Begin Material

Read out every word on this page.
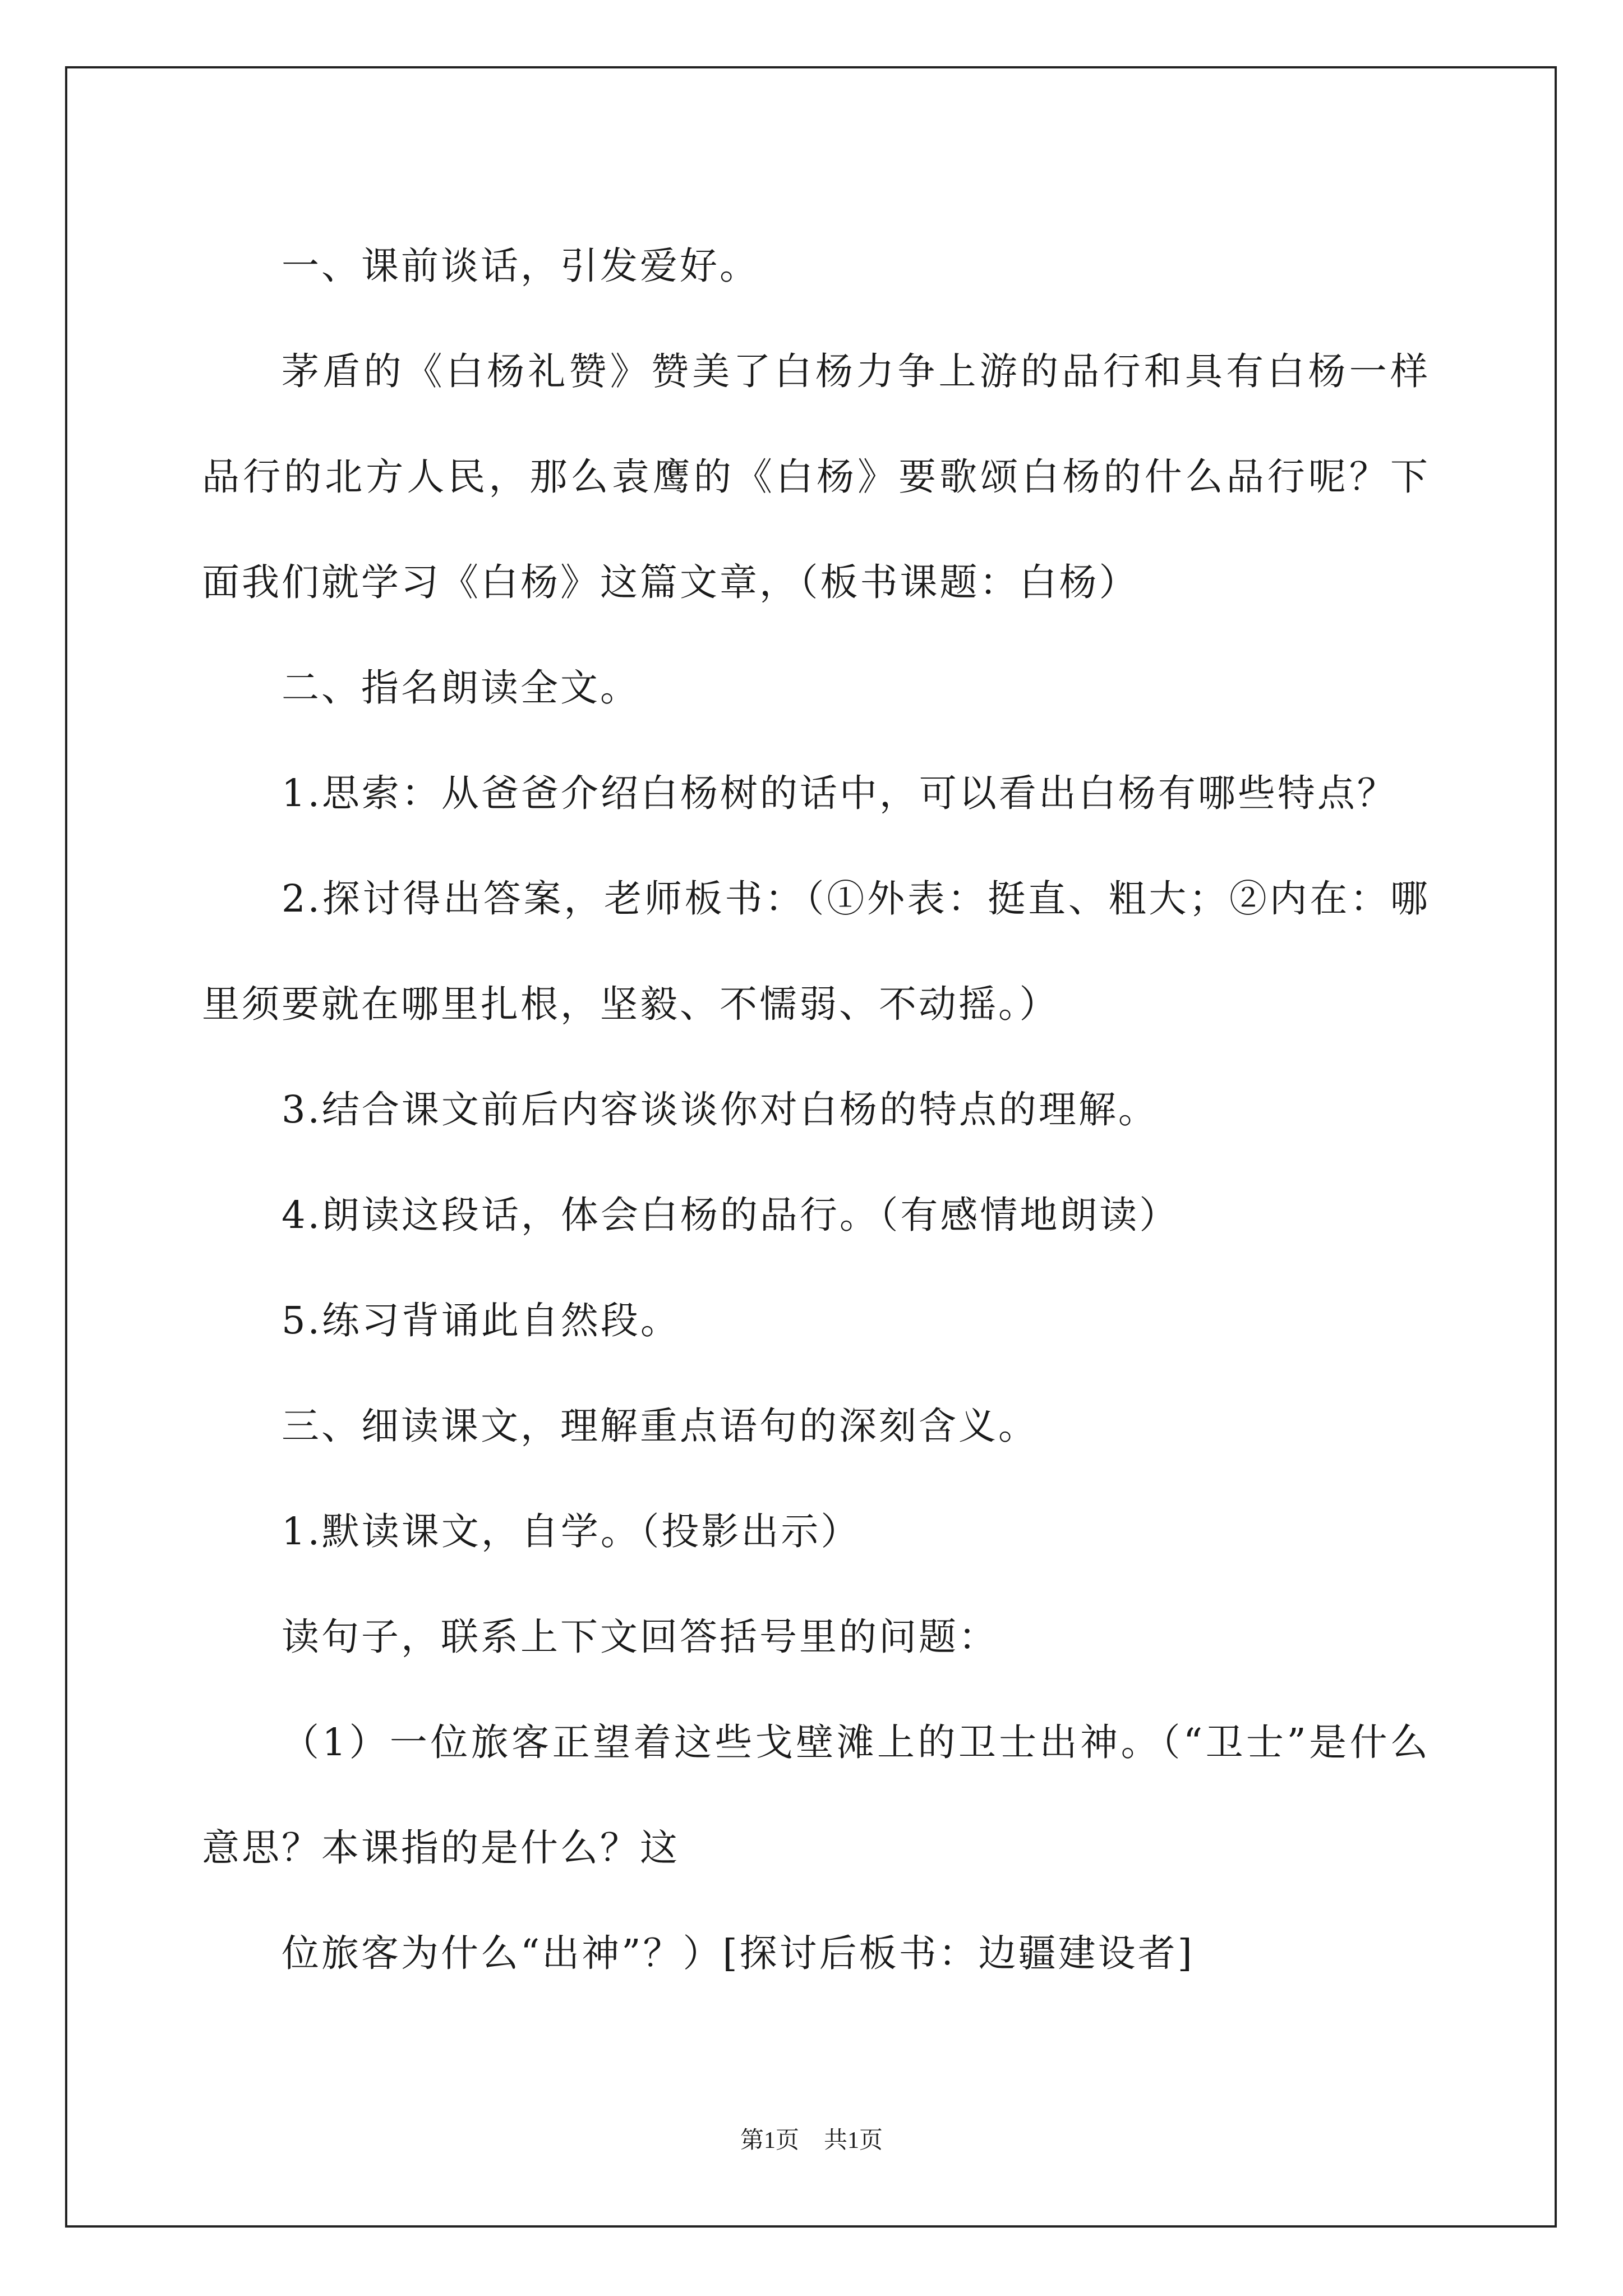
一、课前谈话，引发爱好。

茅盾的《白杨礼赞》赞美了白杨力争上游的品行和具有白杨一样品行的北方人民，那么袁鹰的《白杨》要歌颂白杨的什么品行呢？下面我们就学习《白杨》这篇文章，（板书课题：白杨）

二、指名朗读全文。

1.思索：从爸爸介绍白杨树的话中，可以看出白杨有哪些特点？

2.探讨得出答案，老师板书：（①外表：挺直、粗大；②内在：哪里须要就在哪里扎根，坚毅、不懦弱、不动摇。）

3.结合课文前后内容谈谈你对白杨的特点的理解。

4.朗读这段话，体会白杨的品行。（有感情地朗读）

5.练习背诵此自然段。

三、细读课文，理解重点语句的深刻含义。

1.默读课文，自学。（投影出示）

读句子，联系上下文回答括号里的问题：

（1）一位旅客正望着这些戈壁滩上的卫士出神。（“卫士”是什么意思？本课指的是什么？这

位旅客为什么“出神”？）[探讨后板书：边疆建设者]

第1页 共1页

End Material
Begin Material

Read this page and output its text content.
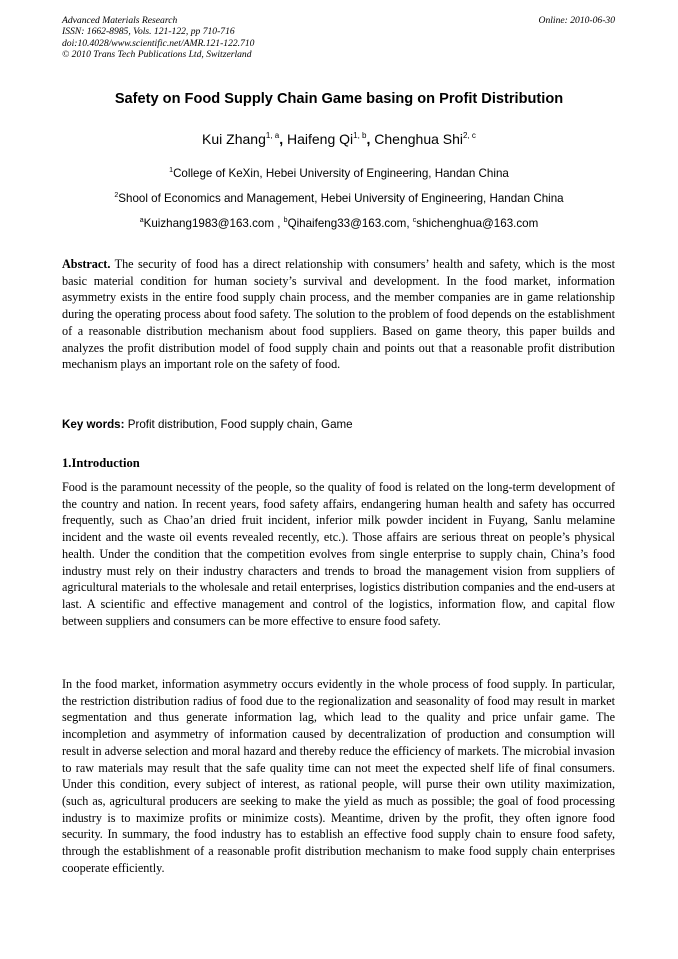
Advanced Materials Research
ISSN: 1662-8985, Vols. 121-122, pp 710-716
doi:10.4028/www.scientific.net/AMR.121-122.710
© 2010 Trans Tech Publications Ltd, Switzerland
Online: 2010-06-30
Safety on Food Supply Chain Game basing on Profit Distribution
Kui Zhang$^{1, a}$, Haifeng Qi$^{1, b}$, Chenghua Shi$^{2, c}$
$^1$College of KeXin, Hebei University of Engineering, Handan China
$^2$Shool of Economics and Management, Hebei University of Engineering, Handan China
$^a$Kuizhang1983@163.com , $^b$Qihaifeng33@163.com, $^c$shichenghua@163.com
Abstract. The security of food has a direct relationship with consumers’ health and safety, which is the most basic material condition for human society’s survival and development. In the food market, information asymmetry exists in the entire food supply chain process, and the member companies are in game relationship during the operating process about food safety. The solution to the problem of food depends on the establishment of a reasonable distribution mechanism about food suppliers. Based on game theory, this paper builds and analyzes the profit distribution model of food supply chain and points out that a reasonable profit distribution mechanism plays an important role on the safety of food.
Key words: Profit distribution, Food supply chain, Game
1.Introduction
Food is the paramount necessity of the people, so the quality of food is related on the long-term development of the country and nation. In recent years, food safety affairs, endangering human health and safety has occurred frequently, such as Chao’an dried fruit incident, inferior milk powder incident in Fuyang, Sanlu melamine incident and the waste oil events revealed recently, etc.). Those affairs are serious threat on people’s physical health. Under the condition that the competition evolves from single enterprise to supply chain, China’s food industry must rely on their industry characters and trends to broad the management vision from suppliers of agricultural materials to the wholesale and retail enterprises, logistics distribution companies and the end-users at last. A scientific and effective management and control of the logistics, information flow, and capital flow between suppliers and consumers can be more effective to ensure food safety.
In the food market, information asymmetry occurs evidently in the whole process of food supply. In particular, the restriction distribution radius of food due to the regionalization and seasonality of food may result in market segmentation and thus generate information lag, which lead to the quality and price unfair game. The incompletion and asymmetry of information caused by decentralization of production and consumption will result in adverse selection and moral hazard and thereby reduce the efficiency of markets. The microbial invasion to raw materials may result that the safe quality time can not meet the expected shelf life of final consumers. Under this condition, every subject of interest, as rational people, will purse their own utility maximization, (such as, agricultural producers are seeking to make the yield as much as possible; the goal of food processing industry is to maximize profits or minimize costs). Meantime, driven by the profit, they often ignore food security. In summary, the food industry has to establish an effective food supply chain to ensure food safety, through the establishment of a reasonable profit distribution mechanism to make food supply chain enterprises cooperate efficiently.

End Material
Begin Material

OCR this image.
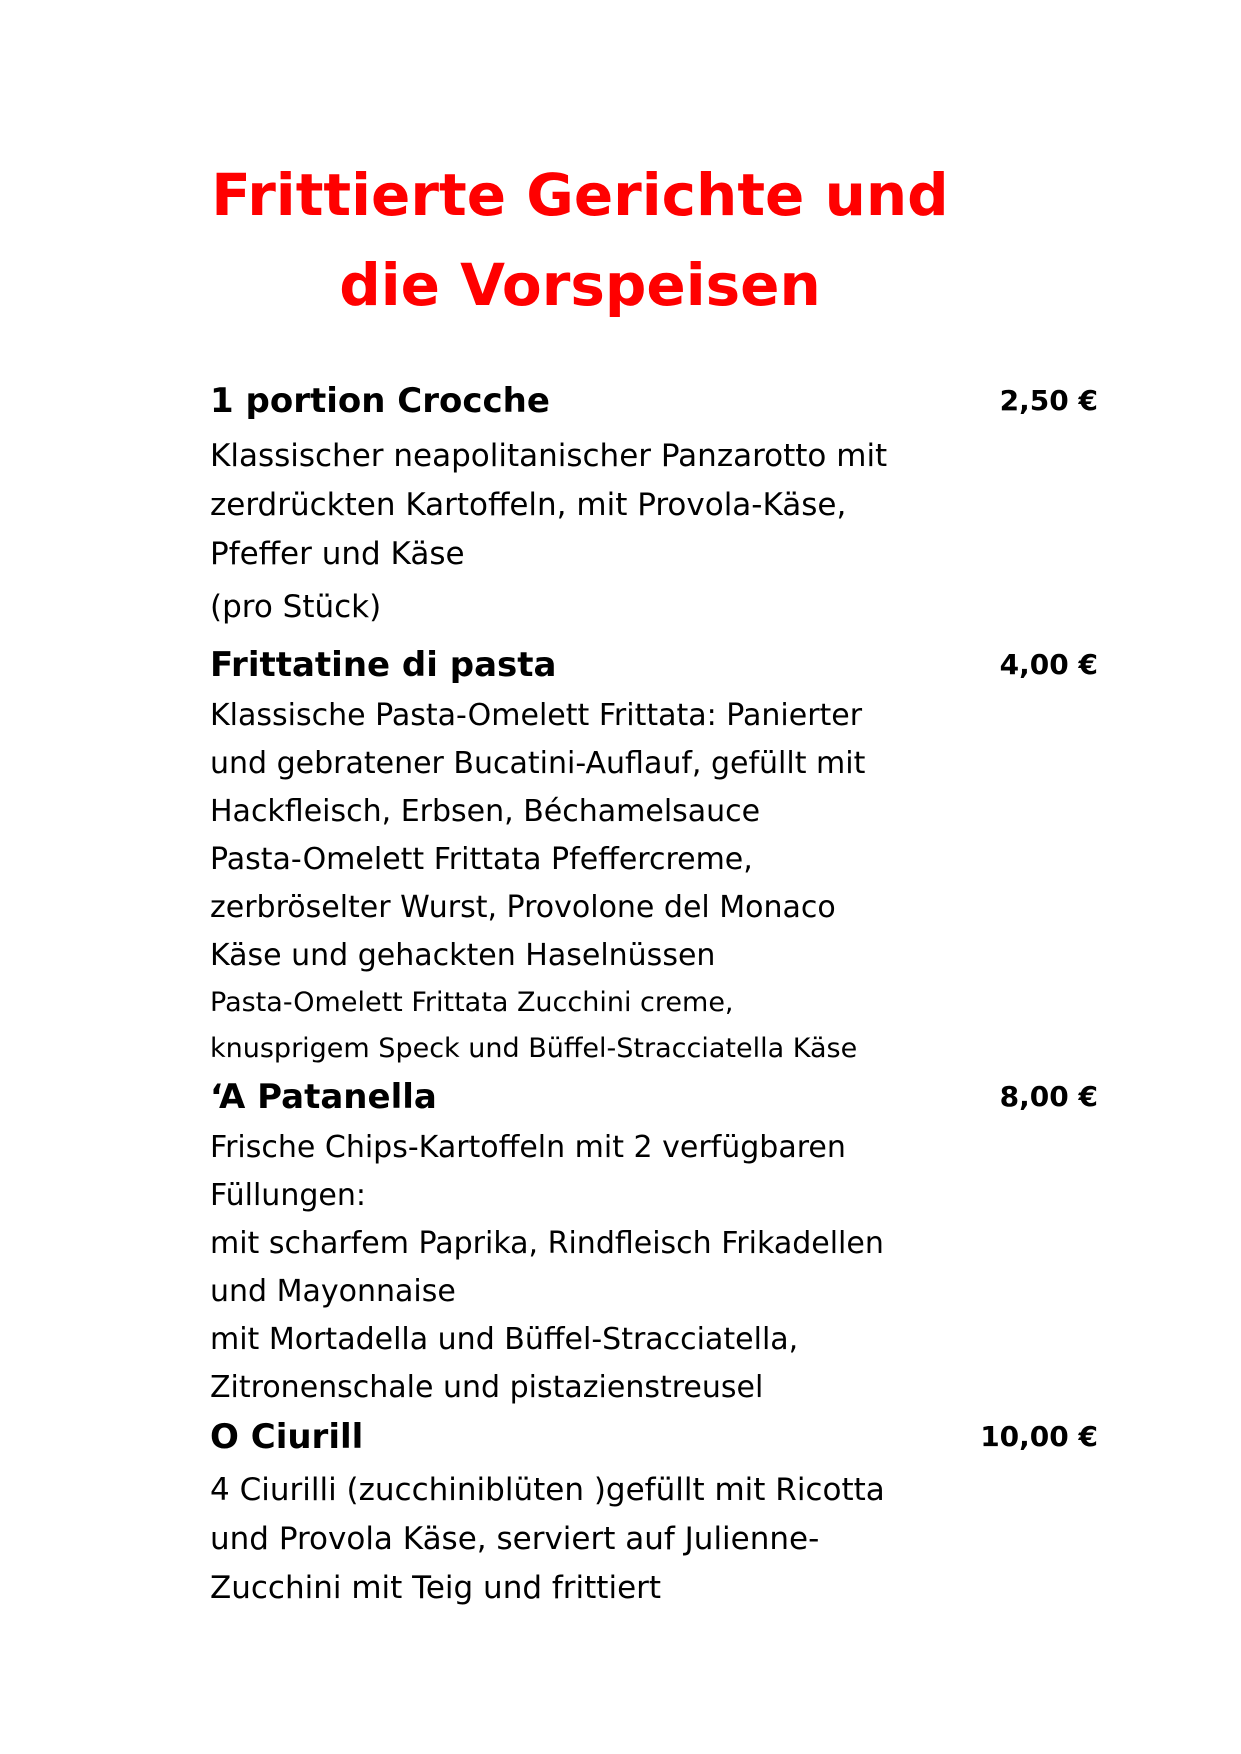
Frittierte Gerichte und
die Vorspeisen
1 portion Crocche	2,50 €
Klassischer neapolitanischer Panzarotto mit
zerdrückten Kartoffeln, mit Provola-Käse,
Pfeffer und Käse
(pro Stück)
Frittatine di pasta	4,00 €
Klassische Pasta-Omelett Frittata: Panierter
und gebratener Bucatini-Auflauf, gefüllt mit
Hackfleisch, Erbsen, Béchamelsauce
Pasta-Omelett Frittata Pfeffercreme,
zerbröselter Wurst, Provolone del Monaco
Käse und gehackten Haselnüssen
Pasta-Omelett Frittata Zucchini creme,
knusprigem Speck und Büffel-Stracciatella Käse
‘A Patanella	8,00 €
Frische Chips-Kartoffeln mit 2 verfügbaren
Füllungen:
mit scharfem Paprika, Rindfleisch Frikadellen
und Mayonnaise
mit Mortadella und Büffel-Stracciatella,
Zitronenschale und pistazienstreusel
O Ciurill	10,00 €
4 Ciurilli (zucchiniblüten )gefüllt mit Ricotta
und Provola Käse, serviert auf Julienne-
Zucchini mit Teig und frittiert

End Material

Exercise instructions => How many lines of the entries above hold the string "University"? Reply with the number alone.

Task result => 2